PROBLEM » Rewrite the rows starting at the first row and ending at the row that contains "paragraph-couche-mince: Une nouvelle", replacing "installation" with "méthode" and changing nothing else.

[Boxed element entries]

********************

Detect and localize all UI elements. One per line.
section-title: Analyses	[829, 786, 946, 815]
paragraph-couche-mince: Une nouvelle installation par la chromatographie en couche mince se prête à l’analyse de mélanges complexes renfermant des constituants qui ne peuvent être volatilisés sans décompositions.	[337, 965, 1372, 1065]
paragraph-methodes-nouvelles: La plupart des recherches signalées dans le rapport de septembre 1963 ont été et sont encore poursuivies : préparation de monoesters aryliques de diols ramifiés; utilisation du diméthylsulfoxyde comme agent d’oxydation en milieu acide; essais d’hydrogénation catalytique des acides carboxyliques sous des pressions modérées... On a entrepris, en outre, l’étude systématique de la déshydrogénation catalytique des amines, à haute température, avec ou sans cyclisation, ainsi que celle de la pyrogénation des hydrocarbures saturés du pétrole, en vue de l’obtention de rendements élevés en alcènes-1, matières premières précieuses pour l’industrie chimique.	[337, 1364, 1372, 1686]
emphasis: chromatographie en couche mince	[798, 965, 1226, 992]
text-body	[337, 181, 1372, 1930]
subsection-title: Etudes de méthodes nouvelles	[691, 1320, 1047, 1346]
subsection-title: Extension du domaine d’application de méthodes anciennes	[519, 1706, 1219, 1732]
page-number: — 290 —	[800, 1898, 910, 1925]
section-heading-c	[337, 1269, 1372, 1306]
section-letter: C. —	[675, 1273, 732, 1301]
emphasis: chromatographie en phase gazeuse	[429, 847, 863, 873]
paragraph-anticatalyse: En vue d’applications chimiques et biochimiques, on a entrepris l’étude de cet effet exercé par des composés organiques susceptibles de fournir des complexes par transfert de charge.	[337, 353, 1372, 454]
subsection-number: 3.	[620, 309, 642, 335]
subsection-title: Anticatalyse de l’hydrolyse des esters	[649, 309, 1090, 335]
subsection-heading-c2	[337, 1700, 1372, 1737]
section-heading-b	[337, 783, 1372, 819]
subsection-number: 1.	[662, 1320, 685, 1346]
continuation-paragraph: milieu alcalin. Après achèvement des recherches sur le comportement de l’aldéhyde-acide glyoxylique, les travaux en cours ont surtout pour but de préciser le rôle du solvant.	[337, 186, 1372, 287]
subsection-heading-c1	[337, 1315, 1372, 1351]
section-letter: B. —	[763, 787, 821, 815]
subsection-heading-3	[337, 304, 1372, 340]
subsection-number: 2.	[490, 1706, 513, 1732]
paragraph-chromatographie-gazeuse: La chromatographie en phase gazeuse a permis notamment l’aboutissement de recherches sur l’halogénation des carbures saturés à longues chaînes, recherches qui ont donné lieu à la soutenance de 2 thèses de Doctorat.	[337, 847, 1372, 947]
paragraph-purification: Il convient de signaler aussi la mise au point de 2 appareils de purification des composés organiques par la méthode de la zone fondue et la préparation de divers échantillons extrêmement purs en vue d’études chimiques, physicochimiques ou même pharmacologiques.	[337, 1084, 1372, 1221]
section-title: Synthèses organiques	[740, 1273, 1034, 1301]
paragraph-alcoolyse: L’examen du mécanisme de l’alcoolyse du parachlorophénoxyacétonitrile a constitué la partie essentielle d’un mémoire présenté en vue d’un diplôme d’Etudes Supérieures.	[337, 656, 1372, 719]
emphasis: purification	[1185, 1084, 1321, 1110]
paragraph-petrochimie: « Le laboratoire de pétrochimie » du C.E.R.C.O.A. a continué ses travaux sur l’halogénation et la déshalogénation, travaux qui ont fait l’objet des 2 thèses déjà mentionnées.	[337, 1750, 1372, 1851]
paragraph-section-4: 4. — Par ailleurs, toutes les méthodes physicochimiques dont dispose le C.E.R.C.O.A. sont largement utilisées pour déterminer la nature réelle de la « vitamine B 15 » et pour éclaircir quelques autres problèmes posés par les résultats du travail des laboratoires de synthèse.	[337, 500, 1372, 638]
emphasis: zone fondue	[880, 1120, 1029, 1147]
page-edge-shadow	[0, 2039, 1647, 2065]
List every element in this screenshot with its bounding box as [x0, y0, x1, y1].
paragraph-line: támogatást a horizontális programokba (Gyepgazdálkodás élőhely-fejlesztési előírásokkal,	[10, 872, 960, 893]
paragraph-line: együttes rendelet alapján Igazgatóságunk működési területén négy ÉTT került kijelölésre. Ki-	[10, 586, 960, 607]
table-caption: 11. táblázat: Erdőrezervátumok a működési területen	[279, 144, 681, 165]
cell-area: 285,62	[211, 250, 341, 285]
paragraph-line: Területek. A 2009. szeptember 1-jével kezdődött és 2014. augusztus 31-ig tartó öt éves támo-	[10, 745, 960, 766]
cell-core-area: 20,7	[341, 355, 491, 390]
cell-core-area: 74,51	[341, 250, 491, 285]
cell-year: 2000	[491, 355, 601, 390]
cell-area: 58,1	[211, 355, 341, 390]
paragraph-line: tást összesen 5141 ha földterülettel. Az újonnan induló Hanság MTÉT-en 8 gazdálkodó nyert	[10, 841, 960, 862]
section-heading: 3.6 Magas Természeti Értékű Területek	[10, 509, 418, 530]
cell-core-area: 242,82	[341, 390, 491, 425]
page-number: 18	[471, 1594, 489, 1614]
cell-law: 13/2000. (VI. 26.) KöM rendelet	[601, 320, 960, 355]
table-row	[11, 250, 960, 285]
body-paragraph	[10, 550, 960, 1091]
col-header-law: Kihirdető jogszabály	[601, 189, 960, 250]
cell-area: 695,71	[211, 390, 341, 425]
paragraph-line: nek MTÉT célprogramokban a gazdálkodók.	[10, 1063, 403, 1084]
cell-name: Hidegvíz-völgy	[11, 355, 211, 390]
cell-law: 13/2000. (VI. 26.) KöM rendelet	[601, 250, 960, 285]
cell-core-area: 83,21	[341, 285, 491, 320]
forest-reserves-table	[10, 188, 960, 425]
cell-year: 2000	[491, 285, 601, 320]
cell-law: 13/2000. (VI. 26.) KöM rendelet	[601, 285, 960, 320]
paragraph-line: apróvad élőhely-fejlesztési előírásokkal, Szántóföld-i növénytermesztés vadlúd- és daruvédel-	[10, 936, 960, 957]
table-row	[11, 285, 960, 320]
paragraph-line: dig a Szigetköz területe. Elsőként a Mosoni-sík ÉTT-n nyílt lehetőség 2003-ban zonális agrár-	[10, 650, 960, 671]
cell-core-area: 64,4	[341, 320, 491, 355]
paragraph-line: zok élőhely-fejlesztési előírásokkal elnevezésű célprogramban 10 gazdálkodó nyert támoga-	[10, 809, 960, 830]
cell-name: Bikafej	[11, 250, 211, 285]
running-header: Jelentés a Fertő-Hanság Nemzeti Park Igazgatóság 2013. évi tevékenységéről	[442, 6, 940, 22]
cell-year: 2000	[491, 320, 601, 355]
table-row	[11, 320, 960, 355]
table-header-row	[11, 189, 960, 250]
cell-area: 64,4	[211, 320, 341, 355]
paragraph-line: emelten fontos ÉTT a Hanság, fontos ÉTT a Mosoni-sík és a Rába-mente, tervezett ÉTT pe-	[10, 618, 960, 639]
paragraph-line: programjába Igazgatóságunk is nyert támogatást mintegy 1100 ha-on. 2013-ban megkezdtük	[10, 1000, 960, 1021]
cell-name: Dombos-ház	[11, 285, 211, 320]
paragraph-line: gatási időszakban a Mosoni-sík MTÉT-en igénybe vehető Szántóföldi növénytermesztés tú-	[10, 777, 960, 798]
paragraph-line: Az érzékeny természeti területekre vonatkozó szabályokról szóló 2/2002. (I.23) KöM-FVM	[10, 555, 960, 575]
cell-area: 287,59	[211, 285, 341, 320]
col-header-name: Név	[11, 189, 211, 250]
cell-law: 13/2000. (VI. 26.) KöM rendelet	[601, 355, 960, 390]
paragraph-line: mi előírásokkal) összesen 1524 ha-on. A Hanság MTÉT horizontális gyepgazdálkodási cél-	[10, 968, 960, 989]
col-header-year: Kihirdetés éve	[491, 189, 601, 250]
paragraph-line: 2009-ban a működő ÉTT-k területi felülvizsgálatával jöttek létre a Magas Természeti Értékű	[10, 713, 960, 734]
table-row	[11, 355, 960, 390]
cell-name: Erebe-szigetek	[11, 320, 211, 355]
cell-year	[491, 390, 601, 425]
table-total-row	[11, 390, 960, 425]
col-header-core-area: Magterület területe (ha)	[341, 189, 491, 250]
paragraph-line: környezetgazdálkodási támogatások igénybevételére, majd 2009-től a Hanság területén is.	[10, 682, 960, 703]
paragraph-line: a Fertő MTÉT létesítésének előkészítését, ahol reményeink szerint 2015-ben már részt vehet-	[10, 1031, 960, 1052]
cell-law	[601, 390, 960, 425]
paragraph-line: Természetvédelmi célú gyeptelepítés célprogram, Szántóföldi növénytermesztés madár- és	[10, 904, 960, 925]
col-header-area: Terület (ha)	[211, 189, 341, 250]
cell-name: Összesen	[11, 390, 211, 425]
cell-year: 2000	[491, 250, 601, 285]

********************

ANSWER TO THIS TASK »
Detect and localize all UI elements. One per line.
section-title: Analyses	[829, 786, 946, 815]
paragraph-couche-mince: Une nouvelle méthode par la chromatographie en couche mince se prête à l’analyse de mélanges complexes renfermant des constituants qui ne peuvent être volatilisés sans décompositions.	[337, 965, 1372, 1065]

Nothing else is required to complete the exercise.